Work to complete: Exactly reproduce the lines that follow.

Extracted information:
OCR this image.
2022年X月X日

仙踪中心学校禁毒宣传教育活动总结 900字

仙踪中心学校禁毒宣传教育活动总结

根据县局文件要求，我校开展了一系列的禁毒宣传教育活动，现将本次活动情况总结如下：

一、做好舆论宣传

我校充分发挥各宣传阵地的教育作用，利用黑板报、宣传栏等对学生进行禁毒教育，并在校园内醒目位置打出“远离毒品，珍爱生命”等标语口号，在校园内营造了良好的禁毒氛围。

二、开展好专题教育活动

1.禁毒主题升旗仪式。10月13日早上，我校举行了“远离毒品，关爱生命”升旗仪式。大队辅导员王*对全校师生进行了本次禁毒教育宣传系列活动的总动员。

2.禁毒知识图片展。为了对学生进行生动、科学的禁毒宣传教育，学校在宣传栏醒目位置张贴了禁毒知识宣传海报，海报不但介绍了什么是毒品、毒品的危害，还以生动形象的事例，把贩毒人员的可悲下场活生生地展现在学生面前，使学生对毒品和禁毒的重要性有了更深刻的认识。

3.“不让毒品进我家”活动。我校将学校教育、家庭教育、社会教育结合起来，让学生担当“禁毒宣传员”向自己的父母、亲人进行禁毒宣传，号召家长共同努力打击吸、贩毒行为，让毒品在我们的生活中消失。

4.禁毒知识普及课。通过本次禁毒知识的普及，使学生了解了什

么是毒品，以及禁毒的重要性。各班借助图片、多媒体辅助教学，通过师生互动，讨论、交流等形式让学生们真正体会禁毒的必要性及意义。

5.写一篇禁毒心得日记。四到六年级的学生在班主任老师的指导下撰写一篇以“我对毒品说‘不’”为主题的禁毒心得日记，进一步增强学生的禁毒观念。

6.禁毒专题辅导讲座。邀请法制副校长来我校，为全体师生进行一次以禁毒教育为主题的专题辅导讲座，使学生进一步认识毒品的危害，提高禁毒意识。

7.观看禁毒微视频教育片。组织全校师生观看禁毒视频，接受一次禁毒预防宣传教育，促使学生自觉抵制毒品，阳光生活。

Solution for this problem:
OCR this image.
2022年X月X日

仙踪中心学校禁毒宣传教育活动总结 900字

仙踪中心学校禁毒宣传教育活动总结

根据县局文件要求，我校开展了一系列的禁毒宣传教育活动，现将本次活动情况总结如下：

一、做好舆论宣传

我校充分发挥各宣传阵地的教育作用，利用黑板报、宣传栏等对学生进行禁毒教育，并在校园内醒目位置打出“远离毒品，珍爱生命”等标语口号，在校园内营造了良好的禁毒氛围。

二、开展好专题教育活动

1.禁毒主题升旗仪式。10月13日早上，我校举行了“远离毒品，关爱生命”升旗仪式。大队辅导员王*对全校师生进行了本次禁毒教育宣传系列活动的总动员。

2.禁毒知识图片展。为了对学生进行生动、科学的禁毒宣传教育，学校在宣传栏醒目位置张贴了禁毒知识宣传海报，海报不但介绍了什么是毒品、毒品的危害，还以生动形象的事例，把贩毒人员的可悲下场活生生地展现在学生面前，使学生对毒品和禁毒的重要性有了更深刻的认识。

3.“不让毒品进我家”活动。我校将学校教育、家庭教育、社会教育结合起来，让学生担当“禁毒宣传员”向自己的父母、亲人进行禁毒宣传，号召家长共同努力打击吸、贩毒行为，让毒品在我们的生活中消失。

4.禁毒知识普及课。通过本次禁毒知识的普及，使学生了解了什

么是毒品，以及禁毒的重要性。各班借助图片、多媒体辅助教学，通过师生互动，讨论、交流等形式让学生们真正体会禁毒的必要性及意义。

5.写一篇禁毒心得日记。四到六年级的学生在班主任老师的指导下撰写一篇以“我对毒品说‘不’”为主题的禁毒心得日记，进一步增强学生的禁毒观念。

6.禁毒专题辅导讲座。邀请法制副校长来我校，为全体师生进行一次以禁毒教育为主题的专题辅导讲座，使学生进一步认识毒品的危害，提高禁毒意识。

7.观看禁毒微视频教育片。组织全校师生观看禁毒视频，接受一次禁毒预防宣传教育，促使学生自觉抵制毒品，阳光生活。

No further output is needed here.